==== Provided information ====

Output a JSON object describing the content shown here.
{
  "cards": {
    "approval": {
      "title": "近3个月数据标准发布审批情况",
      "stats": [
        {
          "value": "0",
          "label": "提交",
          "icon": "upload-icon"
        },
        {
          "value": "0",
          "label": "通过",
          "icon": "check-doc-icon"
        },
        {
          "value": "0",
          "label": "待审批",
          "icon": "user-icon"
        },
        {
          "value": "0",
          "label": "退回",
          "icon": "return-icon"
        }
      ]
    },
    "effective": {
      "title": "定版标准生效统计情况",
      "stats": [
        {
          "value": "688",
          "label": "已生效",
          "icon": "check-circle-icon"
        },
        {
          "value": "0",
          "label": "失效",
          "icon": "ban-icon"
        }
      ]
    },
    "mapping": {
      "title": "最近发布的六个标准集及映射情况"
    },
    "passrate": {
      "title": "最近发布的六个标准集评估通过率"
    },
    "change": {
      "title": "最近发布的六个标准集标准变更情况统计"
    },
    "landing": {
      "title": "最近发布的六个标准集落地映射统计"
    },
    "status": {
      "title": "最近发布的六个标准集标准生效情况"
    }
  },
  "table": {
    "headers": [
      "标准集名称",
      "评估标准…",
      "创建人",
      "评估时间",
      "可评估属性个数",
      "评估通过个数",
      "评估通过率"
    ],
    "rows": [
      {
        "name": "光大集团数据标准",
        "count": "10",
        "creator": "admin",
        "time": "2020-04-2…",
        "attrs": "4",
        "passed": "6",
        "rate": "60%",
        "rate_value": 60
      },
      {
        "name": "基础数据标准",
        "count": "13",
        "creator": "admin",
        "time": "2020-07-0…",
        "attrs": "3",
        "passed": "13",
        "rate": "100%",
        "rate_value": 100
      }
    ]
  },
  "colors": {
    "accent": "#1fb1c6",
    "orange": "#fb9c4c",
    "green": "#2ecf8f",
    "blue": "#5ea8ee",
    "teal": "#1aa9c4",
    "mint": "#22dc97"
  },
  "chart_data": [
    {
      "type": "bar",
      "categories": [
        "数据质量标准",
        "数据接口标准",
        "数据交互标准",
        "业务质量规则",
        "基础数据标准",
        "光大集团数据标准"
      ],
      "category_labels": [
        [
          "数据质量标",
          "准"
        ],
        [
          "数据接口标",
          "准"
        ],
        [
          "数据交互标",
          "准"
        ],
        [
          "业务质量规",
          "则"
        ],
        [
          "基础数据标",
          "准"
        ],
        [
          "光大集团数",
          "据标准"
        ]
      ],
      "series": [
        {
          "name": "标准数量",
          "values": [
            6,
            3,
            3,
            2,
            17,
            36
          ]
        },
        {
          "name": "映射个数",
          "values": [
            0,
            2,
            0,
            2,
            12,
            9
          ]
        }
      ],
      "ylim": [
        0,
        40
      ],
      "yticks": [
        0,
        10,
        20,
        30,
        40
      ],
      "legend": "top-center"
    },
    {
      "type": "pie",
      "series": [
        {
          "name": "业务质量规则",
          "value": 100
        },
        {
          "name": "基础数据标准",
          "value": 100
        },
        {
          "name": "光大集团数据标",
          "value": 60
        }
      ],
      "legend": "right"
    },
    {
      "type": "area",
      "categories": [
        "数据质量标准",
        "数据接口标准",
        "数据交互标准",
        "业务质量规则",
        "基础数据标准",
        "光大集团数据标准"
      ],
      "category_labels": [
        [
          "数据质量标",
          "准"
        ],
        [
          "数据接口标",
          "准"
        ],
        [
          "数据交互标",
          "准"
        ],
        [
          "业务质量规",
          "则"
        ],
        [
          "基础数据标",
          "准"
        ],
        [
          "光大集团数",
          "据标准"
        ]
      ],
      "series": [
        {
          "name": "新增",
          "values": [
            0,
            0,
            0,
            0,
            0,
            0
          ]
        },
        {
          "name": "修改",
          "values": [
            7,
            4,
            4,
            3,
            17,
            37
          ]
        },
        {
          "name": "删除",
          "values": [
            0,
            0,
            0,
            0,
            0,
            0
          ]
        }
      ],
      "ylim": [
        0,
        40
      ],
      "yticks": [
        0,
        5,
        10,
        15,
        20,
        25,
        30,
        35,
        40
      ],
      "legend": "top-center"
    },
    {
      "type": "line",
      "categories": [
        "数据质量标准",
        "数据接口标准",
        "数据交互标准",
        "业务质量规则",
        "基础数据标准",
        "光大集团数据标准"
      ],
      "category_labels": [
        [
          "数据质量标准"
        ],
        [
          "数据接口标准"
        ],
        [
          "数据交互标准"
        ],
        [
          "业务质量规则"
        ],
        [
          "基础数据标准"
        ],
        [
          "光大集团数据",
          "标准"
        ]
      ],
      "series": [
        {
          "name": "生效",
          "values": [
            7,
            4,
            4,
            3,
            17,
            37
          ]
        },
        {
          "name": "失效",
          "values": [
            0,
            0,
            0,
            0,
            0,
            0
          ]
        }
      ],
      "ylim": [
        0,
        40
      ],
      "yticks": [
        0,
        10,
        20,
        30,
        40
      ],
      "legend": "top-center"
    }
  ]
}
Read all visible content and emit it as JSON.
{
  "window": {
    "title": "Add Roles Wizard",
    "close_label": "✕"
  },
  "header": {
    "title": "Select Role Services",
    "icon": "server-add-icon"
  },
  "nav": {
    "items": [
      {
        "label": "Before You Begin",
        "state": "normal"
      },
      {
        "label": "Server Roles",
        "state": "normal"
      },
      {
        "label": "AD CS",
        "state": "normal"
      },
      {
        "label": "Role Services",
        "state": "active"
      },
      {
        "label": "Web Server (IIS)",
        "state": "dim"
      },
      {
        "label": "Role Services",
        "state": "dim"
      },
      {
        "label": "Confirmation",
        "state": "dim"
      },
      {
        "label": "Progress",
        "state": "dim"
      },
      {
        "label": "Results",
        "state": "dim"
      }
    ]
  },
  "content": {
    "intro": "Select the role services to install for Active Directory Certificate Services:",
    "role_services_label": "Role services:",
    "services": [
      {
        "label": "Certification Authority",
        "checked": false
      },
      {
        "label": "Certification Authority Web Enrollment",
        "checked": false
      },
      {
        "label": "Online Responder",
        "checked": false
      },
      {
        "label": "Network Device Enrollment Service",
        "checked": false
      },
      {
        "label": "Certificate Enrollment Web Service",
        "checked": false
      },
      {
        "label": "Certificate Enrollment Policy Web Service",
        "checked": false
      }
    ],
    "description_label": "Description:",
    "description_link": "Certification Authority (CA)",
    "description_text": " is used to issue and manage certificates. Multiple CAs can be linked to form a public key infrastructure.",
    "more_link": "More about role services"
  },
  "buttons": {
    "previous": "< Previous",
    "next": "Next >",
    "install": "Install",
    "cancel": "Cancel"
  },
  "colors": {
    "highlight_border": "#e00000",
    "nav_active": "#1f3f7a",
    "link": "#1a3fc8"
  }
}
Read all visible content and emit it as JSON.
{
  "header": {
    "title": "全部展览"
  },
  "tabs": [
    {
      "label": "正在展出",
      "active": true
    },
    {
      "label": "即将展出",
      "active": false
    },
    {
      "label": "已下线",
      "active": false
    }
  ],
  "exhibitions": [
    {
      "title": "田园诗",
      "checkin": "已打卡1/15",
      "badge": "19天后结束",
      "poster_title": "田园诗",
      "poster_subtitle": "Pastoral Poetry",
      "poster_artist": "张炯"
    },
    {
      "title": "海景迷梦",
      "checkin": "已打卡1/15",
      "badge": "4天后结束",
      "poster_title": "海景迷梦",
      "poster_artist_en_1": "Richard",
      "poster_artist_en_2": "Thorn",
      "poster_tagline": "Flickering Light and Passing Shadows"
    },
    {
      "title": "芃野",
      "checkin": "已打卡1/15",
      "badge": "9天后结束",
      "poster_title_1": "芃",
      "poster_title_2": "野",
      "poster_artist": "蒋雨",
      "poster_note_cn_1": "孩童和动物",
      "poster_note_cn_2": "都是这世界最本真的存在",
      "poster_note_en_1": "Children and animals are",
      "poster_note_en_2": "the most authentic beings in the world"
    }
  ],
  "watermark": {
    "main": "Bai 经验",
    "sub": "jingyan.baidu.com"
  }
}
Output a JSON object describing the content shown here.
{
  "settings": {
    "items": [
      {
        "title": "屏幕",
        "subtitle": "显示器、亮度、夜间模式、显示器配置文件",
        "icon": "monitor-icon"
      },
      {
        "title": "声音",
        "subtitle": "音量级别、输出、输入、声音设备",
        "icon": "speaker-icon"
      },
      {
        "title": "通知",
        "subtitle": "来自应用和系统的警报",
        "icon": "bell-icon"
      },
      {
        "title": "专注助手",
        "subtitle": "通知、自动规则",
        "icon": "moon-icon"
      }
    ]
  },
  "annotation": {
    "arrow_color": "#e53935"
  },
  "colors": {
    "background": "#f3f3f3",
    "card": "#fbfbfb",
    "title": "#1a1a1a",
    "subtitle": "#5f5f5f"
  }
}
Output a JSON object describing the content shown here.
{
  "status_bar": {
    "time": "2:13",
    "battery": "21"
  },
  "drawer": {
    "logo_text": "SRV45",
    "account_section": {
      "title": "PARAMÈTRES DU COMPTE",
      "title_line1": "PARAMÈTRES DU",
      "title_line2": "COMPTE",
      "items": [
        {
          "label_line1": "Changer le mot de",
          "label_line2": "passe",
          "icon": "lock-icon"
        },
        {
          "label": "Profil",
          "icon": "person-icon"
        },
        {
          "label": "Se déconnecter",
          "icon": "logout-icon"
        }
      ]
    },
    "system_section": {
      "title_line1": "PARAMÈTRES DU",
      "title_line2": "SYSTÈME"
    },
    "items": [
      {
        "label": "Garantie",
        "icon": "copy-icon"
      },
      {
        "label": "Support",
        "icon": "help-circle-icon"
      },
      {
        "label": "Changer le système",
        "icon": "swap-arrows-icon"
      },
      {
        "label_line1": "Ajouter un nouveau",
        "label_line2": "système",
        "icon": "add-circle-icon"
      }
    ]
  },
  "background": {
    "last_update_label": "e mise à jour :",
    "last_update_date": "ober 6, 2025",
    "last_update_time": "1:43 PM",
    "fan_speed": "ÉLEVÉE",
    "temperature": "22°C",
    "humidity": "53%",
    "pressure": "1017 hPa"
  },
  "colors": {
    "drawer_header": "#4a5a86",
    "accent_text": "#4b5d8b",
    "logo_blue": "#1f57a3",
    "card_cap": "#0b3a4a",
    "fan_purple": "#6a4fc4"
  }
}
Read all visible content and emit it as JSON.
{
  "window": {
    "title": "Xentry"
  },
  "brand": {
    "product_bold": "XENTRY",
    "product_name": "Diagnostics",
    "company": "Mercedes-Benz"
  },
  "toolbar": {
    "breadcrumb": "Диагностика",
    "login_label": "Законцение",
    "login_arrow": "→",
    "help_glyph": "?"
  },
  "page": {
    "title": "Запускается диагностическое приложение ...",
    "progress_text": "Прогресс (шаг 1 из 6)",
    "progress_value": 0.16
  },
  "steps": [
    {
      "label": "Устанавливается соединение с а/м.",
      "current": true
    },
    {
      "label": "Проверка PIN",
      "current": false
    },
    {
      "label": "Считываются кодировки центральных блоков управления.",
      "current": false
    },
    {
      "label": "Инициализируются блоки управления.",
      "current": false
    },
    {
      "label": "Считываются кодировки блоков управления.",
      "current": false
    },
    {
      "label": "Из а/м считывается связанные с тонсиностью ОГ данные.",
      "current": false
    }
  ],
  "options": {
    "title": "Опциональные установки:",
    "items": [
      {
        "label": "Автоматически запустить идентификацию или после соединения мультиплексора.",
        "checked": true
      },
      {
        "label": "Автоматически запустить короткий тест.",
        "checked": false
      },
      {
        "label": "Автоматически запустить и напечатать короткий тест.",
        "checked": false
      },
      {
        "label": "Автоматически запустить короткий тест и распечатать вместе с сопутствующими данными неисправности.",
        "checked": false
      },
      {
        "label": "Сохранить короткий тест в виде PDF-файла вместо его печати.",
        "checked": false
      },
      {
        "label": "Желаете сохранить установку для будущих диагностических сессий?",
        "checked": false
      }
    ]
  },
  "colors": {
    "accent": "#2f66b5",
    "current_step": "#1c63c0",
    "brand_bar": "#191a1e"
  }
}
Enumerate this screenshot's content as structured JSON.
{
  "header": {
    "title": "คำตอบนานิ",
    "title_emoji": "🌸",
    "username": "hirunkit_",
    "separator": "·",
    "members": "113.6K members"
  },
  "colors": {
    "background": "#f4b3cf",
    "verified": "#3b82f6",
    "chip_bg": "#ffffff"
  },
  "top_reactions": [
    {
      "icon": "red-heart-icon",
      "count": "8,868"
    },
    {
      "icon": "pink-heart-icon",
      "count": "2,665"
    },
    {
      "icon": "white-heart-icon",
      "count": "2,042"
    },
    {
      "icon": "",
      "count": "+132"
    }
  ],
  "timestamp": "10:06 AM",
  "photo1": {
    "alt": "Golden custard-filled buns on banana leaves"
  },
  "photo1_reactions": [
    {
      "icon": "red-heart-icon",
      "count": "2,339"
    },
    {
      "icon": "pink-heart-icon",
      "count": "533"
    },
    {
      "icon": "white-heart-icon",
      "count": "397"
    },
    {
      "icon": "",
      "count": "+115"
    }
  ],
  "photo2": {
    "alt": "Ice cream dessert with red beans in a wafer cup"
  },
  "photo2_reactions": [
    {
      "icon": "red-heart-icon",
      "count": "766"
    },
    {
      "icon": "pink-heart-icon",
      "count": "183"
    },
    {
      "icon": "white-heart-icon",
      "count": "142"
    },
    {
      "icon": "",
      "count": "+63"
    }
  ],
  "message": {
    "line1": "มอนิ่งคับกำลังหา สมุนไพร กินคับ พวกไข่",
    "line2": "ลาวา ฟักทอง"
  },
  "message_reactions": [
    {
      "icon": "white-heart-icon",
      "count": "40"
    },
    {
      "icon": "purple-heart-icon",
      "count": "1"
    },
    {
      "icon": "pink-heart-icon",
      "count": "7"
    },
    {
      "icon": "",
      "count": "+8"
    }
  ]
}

====

__Work to complete__
In the listing, find all lines with the string "кодировки" and copy them.

__Complete output__
      "label": "Считываются кодировки центральных блоков управления.",
      "label": "Считываются кодировки блоков управления.",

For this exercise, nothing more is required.